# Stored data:

----------------

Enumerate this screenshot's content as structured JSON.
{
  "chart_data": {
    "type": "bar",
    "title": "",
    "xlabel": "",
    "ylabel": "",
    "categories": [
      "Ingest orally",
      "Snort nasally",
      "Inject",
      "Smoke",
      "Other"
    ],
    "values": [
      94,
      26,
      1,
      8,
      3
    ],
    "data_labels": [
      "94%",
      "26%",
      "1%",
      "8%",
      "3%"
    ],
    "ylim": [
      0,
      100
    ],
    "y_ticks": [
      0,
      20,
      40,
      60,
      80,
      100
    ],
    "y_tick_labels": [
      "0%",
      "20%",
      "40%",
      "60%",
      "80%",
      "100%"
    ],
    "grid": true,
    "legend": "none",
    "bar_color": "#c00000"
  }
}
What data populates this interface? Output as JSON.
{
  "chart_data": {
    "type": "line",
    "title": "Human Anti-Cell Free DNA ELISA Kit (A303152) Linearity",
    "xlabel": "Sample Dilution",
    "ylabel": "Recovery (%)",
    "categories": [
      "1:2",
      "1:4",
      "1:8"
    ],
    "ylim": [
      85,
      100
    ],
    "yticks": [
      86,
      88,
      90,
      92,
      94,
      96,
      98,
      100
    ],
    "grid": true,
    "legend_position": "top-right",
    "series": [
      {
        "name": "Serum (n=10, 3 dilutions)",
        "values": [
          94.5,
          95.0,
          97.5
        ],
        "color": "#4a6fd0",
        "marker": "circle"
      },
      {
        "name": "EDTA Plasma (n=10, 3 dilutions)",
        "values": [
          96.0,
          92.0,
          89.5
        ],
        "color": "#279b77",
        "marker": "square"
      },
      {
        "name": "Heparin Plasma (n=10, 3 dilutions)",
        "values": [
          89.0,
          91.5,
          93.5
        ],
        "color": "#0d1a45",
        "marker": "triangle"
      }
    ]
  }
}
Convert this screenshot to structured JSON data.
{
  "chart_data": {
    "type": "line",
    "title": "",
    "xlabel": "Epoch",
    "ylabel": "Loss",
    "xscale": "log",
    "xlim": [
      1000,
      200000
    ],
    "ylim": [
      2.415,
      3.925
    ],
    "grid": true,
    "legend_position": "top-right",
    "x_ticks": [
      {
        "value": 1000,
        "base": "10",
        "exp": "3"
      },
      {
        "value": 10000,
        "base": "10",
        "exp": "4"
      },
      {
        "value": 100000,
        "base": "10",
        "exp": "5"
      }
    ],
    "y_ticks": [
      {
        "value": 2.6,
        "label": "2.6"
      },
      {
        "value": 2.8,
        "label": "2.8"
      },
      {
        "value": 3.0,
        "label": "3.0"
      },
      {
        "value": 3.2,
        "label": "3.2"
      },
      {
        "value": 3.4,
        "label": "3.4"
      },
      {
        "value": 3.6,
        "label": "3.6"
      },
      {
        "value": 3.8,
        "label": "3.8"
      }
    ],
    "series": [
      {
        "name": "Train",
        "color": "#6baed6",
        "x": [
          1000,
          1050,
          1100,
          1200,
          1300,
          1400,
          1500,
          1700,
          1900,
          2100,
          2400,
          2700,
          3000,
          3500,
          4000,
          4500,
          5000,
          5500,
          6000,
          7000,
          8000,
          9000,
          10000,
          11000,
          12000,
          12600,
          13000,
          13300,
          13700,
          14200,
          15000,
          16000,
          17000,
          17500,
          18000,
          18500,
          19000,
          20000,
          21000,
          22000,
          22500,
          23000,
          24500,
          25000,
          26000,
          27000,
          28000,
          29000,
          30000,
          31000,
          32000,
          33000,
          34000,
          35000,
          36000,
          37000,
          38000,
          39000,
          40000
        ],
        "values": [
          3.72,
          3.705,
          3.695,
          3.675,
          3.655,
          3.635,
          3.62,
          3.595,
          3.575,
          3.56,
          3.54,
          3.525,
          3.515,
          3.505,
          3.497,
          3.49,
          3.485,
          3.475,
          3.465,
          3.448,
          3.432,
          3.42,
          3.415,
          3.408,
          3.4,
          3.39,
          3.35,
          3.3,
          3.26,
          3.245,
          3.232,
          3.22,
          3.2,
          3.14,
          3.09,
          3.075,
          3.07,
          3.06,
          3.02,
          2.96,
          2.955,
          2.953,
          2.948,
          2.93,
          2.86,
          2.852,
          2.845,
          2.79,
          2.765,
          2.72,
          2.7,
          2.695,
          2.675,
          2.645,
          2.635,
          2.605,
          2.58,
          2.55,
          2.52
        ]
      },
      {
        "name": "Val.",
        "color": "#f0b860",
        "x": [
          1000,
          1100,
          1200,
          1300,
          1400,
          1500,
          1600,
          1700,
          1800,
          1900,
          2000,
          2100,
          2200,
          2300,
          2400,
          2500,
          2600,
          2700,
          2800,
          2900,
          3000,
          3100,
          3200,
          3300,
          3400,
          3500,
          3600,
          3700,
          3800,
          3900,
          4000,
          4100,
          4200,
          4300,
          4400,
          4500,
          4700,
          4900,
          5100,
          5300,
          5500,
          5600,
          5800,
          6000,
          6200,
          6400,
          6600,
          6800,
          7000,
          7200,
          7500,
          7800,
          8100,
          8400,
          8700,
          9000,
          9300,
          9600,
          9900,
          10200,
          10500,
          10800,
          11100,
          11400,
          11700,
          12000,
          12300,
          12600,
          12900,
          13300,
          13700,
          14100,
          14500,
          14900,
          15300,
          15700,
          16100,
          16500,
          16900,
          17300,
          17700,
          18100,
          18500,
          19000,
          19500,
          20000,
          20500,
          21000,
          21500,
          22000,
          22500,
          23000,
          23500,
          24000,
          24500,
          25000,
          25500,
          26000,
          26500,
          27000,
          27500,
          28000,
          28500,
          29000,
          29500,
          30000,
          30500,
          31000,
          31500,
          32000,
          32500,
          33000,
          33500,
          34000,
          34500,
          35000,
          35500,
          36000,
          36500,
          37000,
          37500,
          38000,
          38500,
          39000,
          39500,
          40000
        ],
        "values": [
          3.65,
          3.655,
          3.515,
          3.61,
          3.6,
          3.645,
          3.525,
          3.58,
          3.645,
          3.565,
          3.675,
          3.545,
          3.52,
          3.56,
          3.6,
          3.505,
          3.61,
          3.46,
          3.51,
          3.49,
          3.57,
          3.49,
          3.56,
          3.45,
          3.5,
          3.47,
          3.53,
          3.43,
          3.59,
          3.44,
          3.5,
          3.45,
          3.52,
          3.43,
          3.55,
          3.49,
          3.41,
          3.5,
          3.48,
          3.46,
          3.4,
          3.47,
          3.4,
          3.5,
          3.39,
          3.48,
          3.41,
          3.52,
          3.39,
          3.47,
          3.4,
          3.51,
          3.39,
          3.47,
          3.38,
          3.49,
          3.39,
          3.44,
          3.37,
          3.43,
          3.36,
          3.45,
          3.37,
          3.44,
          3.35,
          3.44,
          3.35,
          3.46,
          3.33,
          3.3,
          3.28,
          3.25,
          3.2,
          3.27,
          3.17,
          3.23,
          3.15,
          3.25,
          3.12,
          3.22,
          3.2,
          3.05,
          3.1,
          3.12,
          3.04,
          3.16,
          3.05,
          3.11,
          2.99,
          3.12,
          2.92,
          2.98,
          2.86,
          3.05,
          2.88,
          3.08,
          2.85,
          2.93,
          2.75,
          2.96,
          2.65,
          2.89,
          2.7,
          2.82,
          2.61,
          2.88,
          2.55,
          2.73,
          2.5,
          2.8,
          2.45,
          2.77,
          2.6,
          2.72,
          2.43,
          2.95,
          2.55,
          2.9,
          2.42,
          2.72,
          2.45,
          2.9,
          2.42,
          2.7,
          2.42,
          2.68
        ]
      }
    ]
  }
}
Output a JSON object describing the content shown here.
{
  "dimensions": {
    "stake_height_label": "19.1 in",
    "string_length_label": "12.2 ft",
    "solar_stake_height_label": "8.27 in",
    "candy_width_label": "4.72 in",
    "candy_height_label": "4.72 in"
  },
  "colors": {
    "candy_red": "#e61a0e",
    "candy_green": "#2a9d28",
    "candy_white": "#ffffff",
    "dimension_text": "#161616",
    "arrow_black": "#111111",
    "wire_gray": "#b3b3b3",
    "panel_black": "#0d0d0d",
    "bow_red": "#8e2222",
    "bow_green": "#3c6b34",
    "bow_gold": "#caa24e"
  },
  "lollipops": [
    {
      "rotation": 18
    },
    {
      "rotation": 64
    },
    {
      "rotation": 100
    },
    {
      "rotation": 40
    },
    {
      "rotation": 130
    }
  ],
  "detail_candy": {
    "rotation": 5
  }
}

----------------

# Direction:
Report only the number of lines in the data above that contain "name".

# Task result:
5